Every entry needs to be reproduced exactly.

(Dataset entries)
┄┄┄┄┄┄┄┄┄┄┄┄┄┄┄┄┄┄┄┄
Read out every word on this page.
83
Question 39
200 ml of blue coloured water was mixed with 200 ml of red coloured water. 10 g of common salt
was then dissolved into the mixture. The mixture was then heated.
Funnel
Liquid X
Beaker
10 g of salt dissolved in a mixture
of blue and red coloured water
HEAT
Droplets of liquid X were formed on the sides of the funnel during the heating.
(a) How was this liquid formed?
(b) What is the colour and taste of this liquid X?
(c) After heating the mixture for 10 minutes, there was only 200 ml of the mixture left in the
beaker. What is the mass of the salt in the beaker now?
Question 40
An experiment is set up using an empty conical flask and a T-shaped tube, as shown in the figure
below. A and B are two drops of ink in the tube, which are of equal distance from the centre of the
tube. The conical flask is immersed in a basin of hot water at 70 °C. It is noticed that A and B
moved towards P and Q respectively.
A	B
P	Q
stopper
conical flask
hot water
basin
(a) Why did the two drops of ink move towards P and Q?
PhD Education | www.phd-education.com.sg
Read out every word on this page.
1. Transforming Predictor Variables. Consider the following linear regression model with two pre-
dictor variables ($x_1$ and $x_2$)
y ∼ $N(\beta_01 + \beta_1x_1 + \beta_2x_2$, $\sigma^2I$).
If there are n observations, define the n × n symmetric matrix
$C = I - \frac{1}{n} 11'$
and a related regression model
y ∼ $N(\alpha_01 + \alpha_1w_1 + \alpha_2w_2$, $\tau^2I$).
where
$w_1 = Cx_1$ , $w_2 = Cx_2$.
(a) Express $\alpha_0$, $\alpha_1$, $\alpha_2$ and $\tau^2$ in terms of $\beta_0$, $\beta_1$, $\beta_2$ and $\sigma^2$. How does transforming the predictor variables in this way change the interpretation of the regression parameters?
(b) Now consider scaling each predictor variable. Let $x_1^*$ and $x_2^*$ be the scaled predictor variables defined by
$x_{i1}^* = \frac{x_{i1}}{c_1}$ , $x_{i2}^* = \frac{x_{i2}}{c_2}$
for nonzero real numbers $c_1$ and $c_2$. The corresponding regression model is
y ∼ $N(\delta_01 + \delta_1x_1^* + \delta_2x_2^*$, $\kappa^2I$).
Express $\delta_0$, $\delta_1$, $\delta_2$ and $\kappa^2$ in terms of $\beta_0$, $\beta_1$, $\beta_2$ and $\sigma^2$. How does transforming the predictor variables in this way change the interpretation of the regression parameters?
┄┄┄┄┄┄┄┄┄┄┄┄┄┄┄┄┄┄┄┄
> **EXPECTED ANSWER**:
Read out every word on this page.
83
Question 39
200 ml of blue coloured water was mixed with 200 ml of red coloured water. 10 g of common salt
was then dissolved into the mixture. The mixture was then heated.
Funnel
Liquid X
Beaker
10 g of salt dissolved in a mixture
of blue and red coloured water
HEAT
Droplets of liquid X were formed on the sides of the funnel during the heating.
(a) How was this liquid formed?
(b) What is the colour and taste of this liquid X?
(c) After heating the mixture for 10 minutes, there was only 200 ml of the mixture left in the
beaker. What is the mass of the salt in the beaker now?
Question 40
An experiment is set up using an empty conical flask and a T-shaped tube, as shown in the figure
below. A and B are two drops of ink in the tube, which are of equal distance from the centre of the
tube. The conical flask is immersed in a basin of hot water at 70 °C. It is noticed that A and B
moved towards P and Q respectively.
A	B
P	Q
stopper
conical flask
hot water
basin
(a) Why did the two drops of ink move towards P and Q?
PhD Education | www.phd-education.com.sg
Read out every word on this page.
1. Transforming Predictor Variables. Consider the following linear regression model with two pre-
dictor variables ($x_1$ and $x_2$)
y ∼ $N(\beta_01 + \beta_1x_1 + \beta_2x_2$, $\sigma^2I$).
If there are n observations, define the n × n symmetric matrix
$C = I - \frac{1}{n} 11'$
and a related regression model
y ∼ $N(\alpha_01 + \alpha_1w_1 + \alpha_2w_2$, $\tau^2I$).
where
$w_1 = Cx_1$ , $w_2 = Cx_2$.
(a) Express $\alpha_0$, $\alpha_1$, $\alpha_2$ and $\tau^2$ in terms of $\beta_0$, $\beta_1$, $\beta_2$ and $\sigma^2$. How does transforming the predictor variables in this way change the interpretation of the regression parameters?
(b) Now consider scaling each predictor variable. Let $x_1^*$ and $x_2^*$ be the scaled predictor variables defined by
$x_{i1}^* = \frac{x_{i1}}{c_1}$ , $x_{i2}^* = \frac{x_{i2}}{c_2}$
for nonzero real numbers $c_1$ and $c_2$. The corresponding regression model is
y ∼ $N(\delta_01 + \delta_1x_1^* + \delta_2x_2^*$, $\kappa^2I$).
Express $\delta_0$, $\delta_1$, $\delta_2$ and $\kappa^2$ in terms of $\beta_0$, $\beta_1$, $\beta_2$ and $\sigma^2$. How does transforming the predictor variables in this way change the interpretation of the regression parameters?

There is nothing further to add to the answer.